Figure record listings:
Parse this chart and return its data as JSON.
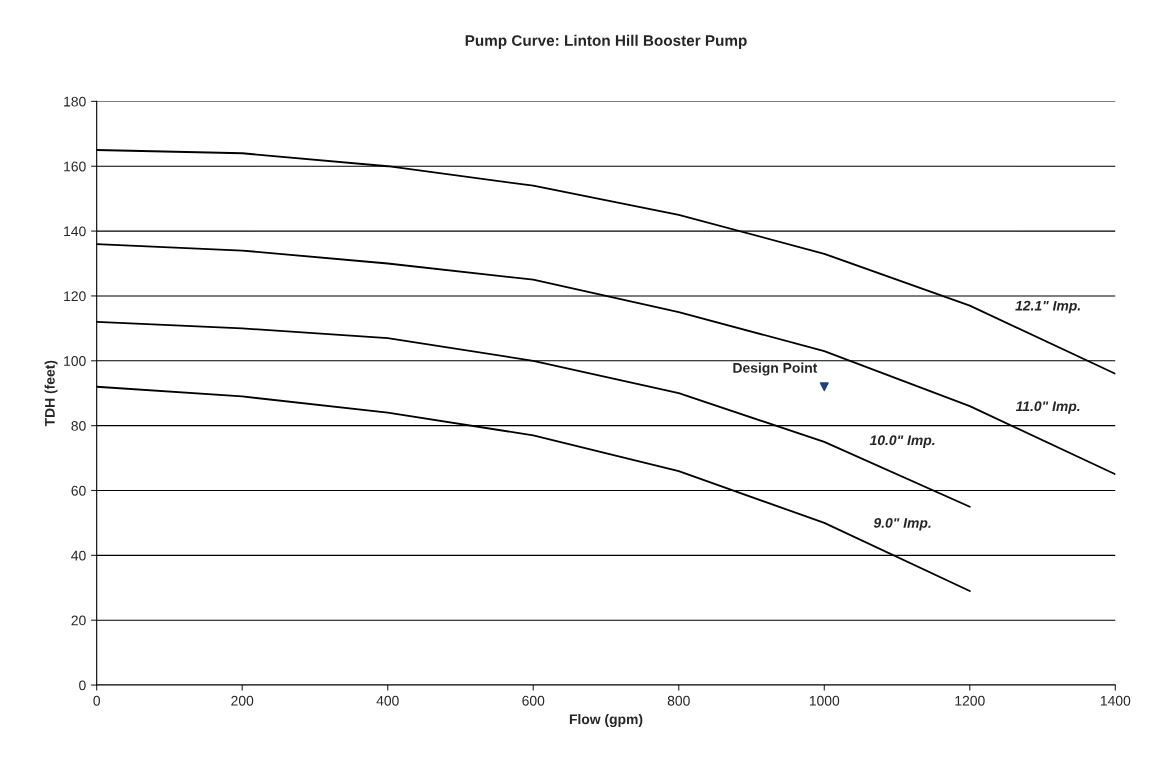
{
  "chart_data": {
    "type": "line",
    "title": "Pump Curve: Linton Hill Booster Pump",
    "xlabel": "Flow (gpm)",
    "ylabel": "TDH (feet)",
    "xlim": [
      0,
      1400
    ],
    "xticks": [
      0,
      200,
      400,
      600,
      800,
      1000,
      1200,
      1400
    ],
    "ylim": [
      0,
      180
    ],
    "yticks": [
      0,
      20,
      40,
      60,
      80,
      100,
      120,
      140,
      160,
      180
    ],
    "grid": "y",
    "legend": false,
    "marker": "none",
    "line_style": "solid",
    "series": [
      {
        "name": "12.1\" Imp.",
        "color": "#000000",
        "x": [
          0,
          200,
          400,
          600,
          800,
          1000,
          1200,
          1400
        ],
        "values": [
          165,
          164,
          160,
          154,
          145,
          133,
          117,
          96
        ]
      },
      {
        "name": "11.0\" Imp.",
        "color": "#000000",
        "x": [
          0,
          200,
          400,
          600,
          800,
          1000,
          1200,
          1400
        ],
        "values": [
          136,
          134,
          130,
          125,
          115,
          103,
          86,
          65
        ]
      },
      {
        "name": "10.0\" Imp.",
        "color": "#000000",
        "x": [
          0,
          200,
          400,
          600,
          800,
          1000,
          1200
        ],
        "values": [
          112,
          110,
          107,
          100,
          90,
          75,
          55
        ]
      },
      {
        "name": "9.0\" Imp.",
        "color": "#000000",
        "x": [
          0,
          200,
          400,
          600,
          800,
          1000,
          1200
        ],
        "values": [
          92,
          89,
          84,
          77,
          66,
          50,
          29
        ]
      },
      {
        "name": "Design Point",
        "type": "scatter",
        "marker": "triangle",
        "color": "#1f3f7f",
        "x": [
          1000
        ],
        "values": [
          92
        ]
      }
    ]
  }
}
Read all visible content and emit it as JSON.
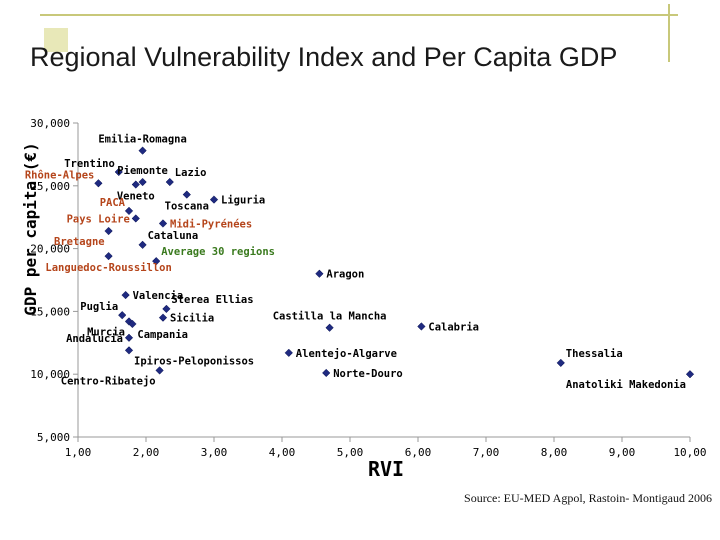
{
  "slide": {
    "title": "Regional Vulnerability Index and Per Capita GDP",
    "source": "Source: EU-MED Agpol, Rastoin- Montigaud 2006"
  },
  "chart_data": {
    "type": "scatter",
    "title": "Regional Vulnerability Index and Per Capita GDP",
    "xlabel": "RVI",
    "ylabel": "GDP per capita (€)",
    "xlim": [
      1.0,
      10.0
    ],
    "ylim": [
      5000,
      30000
    ],
    "x_ticks": [
      1,
      2,
      3,
      4,
      5,
      6,
      7,
      8,
      9,
      10
    ],
    "x_tick_labels": [
      "1,00",
      "2,00",
      "3,00",
      "4,00",
      "5,00",
      "6,00",
      "7,00",
      "8,00",
      "9,00",
      "10,00"
    ],
    "y_ticks": [
      5000,
      10000,
      15000,
      20000,
      25000,
      30000
    ],
    "y_tick_labels": [
      "5,000",
      "10,000",
      "15,000",
      "20,000",
      "25,000",
      "30,000"
    ],
    "marker_color": "#1f2a80",
    "label_colors": {
      "italy": "#000000",
      "france": "#b5451b",
      "spain": "#000000",
      "greece": "#000000",
      "average": "#3a7a1e"
    },
    "points": [
      {
        "label": "Emilia-Romagna",
        "x": 1.95,
        "y": 27800,
        "group": "italy",
        "anchor": "above"
      },
      {
        "label": "Trentino",
        "x": 1.6,
        "y": 26100,
        "group": "italy",
        "anchor": "above-left"
      },
      {
        "label": "Piemonte",
        "x": 1.95,
        "y": 25300,
        "group": "italy",
        "anchor": "above"
      },
      {
        "label": "Lazio",
        "x": 2.35,
        "y": 25300,
        "group": "italy",
        "anchor": "above-right"
      },
      {
        "label": "Rhône-Alpes",
        "x": 1.3,
        "y": 25200,
        "group": "france",
        "anchor": "above-left"
      },
      {
        "label": "Veneto",
        "x": 1.85,
        "y": 25100,
        "group": "italy",
        "anchor": "below"
      },
      {
        "label": "Liguria",
        "x": 3.0,
        "y": 23900,
        "group": "italy",
        "anchor": "right"
      },
      {
        "label": "Toscana",
        "x": 2.6,
        "y": 24300,
        "group": "italy",
        "anchor": "below"
      },
      {
        "label": "PACA",
        "x": 1.75,
        "y": 23000,
        "group": "france",
        "anchor": "above-left"
      },
      {
        "label": "Pays Loire",
        "x": 1.85,
        "y": 22400,
        "group": "france",
        "anchor": "left"
      },
      {
        "label": "Midi-Pyrénées",
        "x": 2.25,
        "y": 22000,
        "group": "france",
        "anchor": "right"
      },
      {
        "label": "Bretagne",
        "x": 1.45,
        "y": 21400,
        "group": "france",
        "anchor": "below-left"
      },
      {
        "label": "Cataluna",
        "x": 1.95,
        "y": 20300,
        "group": "spain",
        "anchor": "above-right"
      },
      {
        "label": "Languedoc-Roussillon",
        "x": 1.45,
        "y": 19400,
        "group": "france",
        "anchor": "below"
      },
      {
        "label": "Average 30 regions",
        "x": 2.15,
        "y": 19000,
        "group": "average",
        "anchor": "above-right"
      },
      {
        "label": "Aragon",
        "x": 4.55,
        "y": 18000,
        "group": "spain",
        "anchor": "right"
      },
      {
        "label": "Valencia",
        "x": 1.7,
        "y": 16300,
        "group": "spain",
        "anchor": "right"
      },
      {
        "label": "Sterea Ellias",
        "x": 2.3,
        "y": 15200,
        "group": "greece",
        "anchor": "above-right"
      },
      {
        "label": "Puglia",
        "x": 1.65,
        "y": 14700,
        "group": "italy",
        "anchor": "above-left"
      },
      {
        "label": "Sicilia",
        "x": 2.25,
        "y": 14500,
        "group": "italy",
        "anchor": "right"
      },
      {
        "label": "Castilla la Mancha",
        "x": 4.7,
        "y": 13700,
        "group": "spain",
        "anchor": "above"
      },
      {
        "label": "Calabria",
        "x": 6.05,
        "y": 13800,
        "group": "italy",
        "anchor": "right"
      },
      {
        "label": "Murcia",
        "x": 1.75,
        "y": 14200,
        "group": "spain",
        "anchor": "below-left"
      },
      {
        "label": "Campania",
        "x": 1.8,
        "y": 14000,
        "group": "italy",
        "anchor": "below-right"
      },
      {
        "label": "Andalucia",
        "x": 1.75,
        "y": 12900,
        "group": "spain",
        "anchor": "left"
      },
      {
        "label": "Alentejo-Algarve",
        "x": 4.1,
        "y": 11700,
        "group": "greece",
        "anchor": "right"
      },
      {
        "label": "Ipiros-Peloponissos",
        "x": 1.75,
        "y": 11900,
        "group": "greece",
        "anchor": "below-right"
      },
      {
        "label": "Thessalia",
        "x": 8.1,
        "y": 10900,
        "group": "greece",
        "anchor": "above-right"
      },
      {
        "label": "Centro-Ribatejo",
        "x": 2.2,
        "y": 10300,
        "group": "greece",
        "anchor": "below-left"
      },
      {
        "label": "Norte-Douro",
        "x": 4.65,
        "y": 10100,
        "group": "greece",
        "anchor": "right"
      },
      {
        "label": "Anatoliki Makedonia",
        "x": 10.0,
        "y": 10000,
        "group": "greece",
        "anchor": "below-left"
      }
    ]
  }
}
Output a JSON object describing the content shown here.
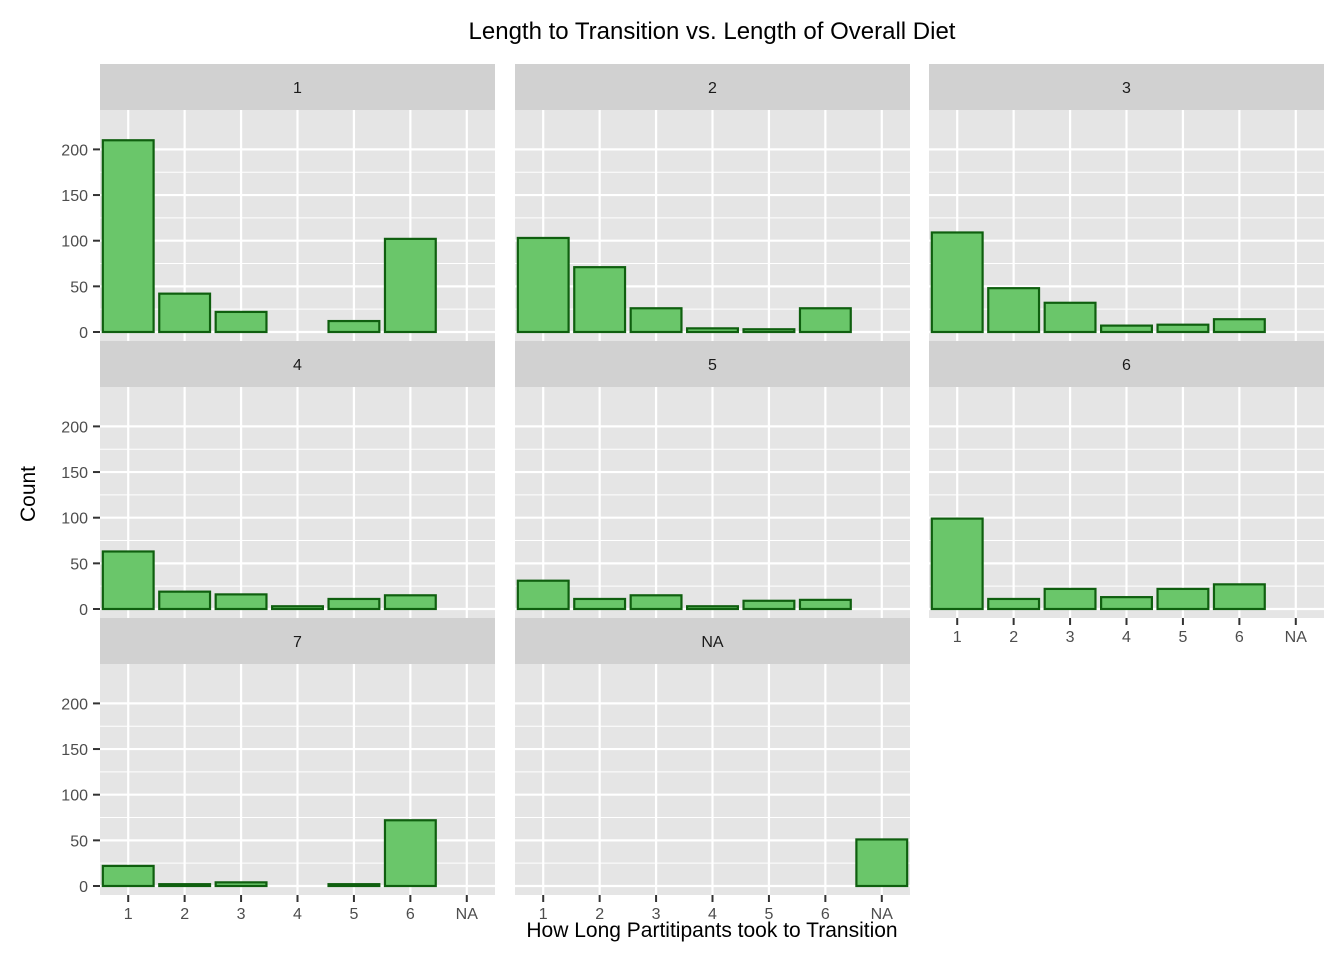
{
  "chart_data": {
    "type": "bar",
    "title": "Length to Transition vs. Length of Overall Diet",
    "xlabel": "How Long Partitipants took to Transition",
    "ylabel": "Count",
    "categories": [
      "1",
      "2",
      "3",
      "4",
      "5",
      "6",
      "NA"
    ],
    "ylim": [
      0,
      230
    ],
    "y_ticks": [
      0,
      50,
      100,
      150,
      200
    ],
    "grid": true,
    "colors": {
      "bar_fill": "#6ac66a",
      "bar_stroke": "#0f5f0f",
      "panel_bg": "#e5e5e5",
      "strip_bg": "#d1d1d1",
      "grid": "#ffffff"
    },
    "facets": [
      {
        "label": "1",
        "values": [
          210,
          42,
          22,
          0,
          12,
          102,
          0
        ]
      },
      {
        "label": "2",
        "values": [
          103,
          71,
          26,
          4,
          3,
          26,
          0
        ]
      },
      {
        "label": "3",
        "values": [
          109,
          48,
          32,
          7,
          8,
          14,
          0
        ]
      },
      {
        "label": "4",
        "values": [
          63,
          19,
          16,
          3,
          11,
          15,
          0
        ]
      },
      {
        "label": "5",
        "values": [
          31,
          11,
          15,
          3,
          9,
          10,
          0
        ]
      },
      {
        "label": "6",
        "values": [
          99,
          11,
          22,
          13,
          22,
          27,
          0
        ]
      },
      {
        "label": "7",
        "values": [
          22,
          2,
          4,
          0,
          2,
          72,
          0
        ]
      },
      {
        "label": "NA",
        "values": [
          0,
          0,
          0,
          0,
          0,
          0,
          51
        ]
      }
    ]
  }
}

#### Written instruction
The answer is one number: how many lines of the material above contain "content".

#### Answer to this exercise
2